TASK TO CARRY OUT :: Reproduce the records exactly.

Chart and figure data:
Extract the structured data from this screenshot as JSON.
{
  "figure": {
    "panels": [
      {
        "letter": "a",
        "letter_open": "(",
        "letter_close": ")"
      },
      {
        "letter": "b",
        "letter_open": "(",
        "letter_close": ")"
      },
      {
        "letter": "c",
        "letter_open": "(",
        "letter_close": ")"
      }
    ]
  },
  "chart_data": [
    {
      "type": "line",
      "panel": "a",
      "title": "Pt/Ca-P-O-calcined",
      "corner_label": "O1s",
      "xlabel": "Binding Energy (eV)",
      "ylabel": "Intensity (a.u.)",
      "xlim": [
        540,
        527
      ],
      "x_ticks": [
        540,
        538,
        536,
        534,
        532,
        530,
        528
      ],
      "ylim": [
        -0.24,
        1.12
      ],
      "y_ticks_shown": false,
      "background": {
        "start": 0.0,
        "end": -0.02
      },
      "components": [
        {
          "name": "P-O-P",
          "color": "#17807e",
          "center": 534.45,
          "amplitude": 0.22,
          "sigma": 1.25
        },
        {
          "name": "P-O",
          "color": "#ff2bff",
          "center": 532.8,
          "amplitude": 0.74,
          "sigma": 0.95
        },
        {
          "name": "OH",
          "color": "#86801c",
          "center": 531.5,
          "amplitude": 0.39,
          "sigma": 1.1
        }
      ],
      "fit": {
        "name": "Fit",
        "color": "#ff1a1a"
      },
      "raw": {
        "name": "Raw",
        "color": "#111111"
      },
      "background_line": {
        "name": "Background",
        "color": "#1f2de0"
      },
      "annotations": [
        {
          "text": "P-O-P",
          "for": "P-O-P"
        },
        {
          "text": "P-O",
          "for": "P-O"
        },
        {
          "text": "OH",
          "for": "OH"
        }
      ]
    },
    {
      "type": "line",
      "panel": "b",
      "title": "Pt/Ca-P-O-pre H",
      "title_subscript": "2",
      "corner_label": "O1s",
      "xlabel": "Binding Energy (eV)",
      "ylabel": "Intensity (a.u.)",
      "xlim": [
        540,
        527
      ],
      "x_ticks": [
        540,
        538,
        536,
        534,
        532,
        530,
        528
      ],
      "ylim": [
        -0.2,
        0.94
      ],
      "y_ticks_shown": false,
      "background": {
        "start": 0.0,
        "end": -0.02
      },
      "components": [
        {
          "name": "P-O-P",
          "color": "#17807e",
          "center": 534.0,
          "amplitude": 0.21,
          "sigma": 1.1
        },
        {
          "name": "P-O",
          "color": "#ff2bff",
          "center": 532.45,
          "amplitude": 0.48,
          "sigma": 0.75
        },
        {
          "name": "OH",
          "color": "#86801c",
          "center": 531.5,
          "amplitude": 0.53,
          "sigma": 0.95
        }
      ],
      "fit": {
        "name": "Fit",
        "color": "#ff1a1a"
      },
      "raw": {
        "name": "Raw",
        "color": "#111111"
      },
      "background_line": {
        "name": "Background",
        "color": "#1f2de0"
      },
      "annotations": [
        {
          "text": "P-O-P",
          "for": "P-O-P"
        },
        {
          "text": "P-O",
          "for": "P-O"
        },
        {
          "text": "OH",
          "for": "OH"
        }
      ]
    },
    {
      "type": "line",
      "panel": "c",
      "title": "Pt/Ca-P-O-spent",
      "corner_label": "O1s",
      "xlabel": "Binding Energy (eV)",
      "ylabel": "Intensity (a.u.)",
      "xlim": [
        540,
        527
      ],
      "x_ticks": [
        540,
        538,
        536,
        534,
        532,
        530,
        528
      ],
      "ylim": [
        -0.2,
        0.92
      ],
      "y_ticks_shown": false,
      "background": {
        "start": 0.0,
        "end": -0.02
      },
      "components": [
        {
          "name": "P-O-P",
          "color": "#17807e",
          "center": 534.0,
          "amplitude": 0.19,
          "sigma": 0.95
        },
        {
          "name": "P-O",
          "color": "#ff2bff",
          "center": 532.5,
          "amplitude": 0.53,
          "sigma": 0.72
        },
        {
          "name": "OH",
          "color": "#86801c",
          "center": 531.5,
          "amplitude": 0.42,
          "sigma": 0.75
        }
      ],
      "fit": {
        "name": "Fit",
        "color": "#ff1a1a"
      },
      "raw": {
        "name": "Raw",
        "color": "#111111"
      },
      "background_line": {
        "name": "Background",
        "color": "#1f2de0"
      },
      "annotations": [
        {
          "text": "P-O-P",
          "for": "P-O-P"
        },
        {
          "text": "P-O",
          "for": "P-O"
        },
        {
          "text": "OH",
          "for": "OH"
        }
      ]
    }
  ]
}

SOLUTION TO THIS TASK ::
Extract the structured data from this screenshot as JSON.
{
  "figure": {
    "panels": [
      {
        "letter": "a",
        "letter_open": "(",
        "letter_close": ")"
      },
      {
        "letter": "b",
        "letter_open": "(",
        "letter_close": ")"
      },
      {
        "letter": "c",
        "letter_open": "(",
        "letter_close": ")"
      }
    ]
  },
  "chart_data": [
    {
      "type": "line",
      "panel": "a",
      "title": "Pt/Ca-P-O-calcined",
      "corner_label": "O1s",
      "xlabel": "Binding Energy (eV)",
      "ylabel": "Intensity (a.u.)",
      "xlim": [
        540,
        527
      ],
      "x_ticks": [
        540,
        538,
        536,
        534,
        532,
        530,
        528
      ],
      "ylim": [
        -0.24,
        1.12
      ],
      "y_ticks_shown": false,
      "background": {
        "start": 0.0,
        "end": -0.02
      },
      "components": [
        {
          "name": "P-O-P",
          "color": "#17807e",
          "center": 534.45,
          "amplitude": 0.22,
          "sigma": 1.25
        },
        {
          "name": "P-O",
          "color": "#ff2bff",
          "center": 532.8,
          "amplitude": 0.74,
          "sigma": 0.95
        },
        {
          "name": "OH",
          "color": "#86801c",
          "center": 531.5,
          "amplitude": 0.39,
          "sigma": 1.1
        }
      ],
      "fit": {
        "name": "Fit",
        "color": "#ff1a1a"
      },
      "raw": {
        "name": "Raw",
        "color": "#111111"
      },
      "background_line": {
        "name": "Background",
        "color": "#1f2de0"
      },
      "annotations": [
        {
          "text": "P-O-P",
          "for": "P-O-P"
        },
        {
          "text": "P-O",
          "for": "P-O"
        },
        {
          "text": "OH",
          "for": "OH"
        }
      ]
    },
    {
      "type": "line",
      "panel": "b",
      "title": "Pt/Ca-P-O-pre H",
      "title_subscript": "2",
      "corner_label": "O1s",
      "xlabel": "Binding Energy (eV)",
      "ylabel": "Intensity (a.u.)",
      "xlim": [
        540,
        527
      ],
      "x_ticks": [
        540,
        538,
        536,
        534,
        532,
        530,
        528
      ],
      "ylim": [
        -0.2,
        0.94
      ],
      "y_ticks_shown": false,
      "background": {
        "start": 0.0,
        "end": -0.02
      },
      "components": [
        {
          "name": "P-O-P",
          "color": "#17807e",
          "center": 534.0,
          "amplitude": 0.21,
          "sigma": 1.1
        },
        {
          "name": "P-O",
          "color": "#ff2bff",
          "center": 532.45,
          "amplitude": 0.48,
          "sigma": 0.75
        },
        {
          "name": "OH",
          "color": "#86801c",
          "center": 531.5,
          "amplitude": 0.53,
          "sigma": 0.95
        }
      ],
      "fit": {
        "name": "Fit",
        "color": "#ff1a1a"
      },
      "raw": {
        "name": "Raw",
        "color": "#111111"
      },
      "background_line": {
        "name": "Background",
        "color": "#1f2de0"
      },
      "annotations": [
        {
          "text": "P-O-P",
          "for": "P-O-P"
        },
        {
          "text": "P-O",
          "for": "P-O"
        },
        {
          "text": "OH",
          "for": "OH"
        }
      ]
    },
    {
      "type": "line",
      "panel": "c",
      "title": "Pt/Ca-P-O-spent",
      "corner_label": "O1s",
      "xlabel": "Binding Energy (eV)",
      "ylabel": "Intensity (a.u.)",
      "xlim": [
        540,
        527
      ],
      "x_ticks": [
        540,
        538,
        536,
        534,
        532,
        530,
        528
      ],
      "ylim": [
        -0.2,
        0.92
      ],
      "y_ticks_shown": false,
      "background": {
        "start": 0.0,
        "end": -0.02
      },
      "components": [
        {
          "name": "P-O-P",
          "color": "#17807e",
          "center": 534.0,
          "amplitude": 0.19,
          "sigma": 0.95
        },
        {
          "name": "P-O",
          "color": "#ff2bff",
          "center": 532.5,
          "amplitude": 0.53,
          "sigma": 0.72
        },
        {
          "name": "OH",
          "color": "#86801c",
          "center": 531.5,
          "amplitude": 0.42,
          "sigma": 0.75
        }
      ],
      "fit": {
        "name": "Fit",
        "color": "#ff1a1a"
      },
      "raw": {
        "name": "Raw",
        "color": "#111111"
      },
      "background_line": {
        "name": "Background",
        "color": "#1f2de0"
      },
      "annotations": [
        {
          "text": "P-O-P",
          "for": "P-O-P"
        },
        {
          "text": "P-O",
          "for": "P-O"
        },
        {
          "text": "OH",
          "for": "OH"
        }
      ]
    }
  ]
}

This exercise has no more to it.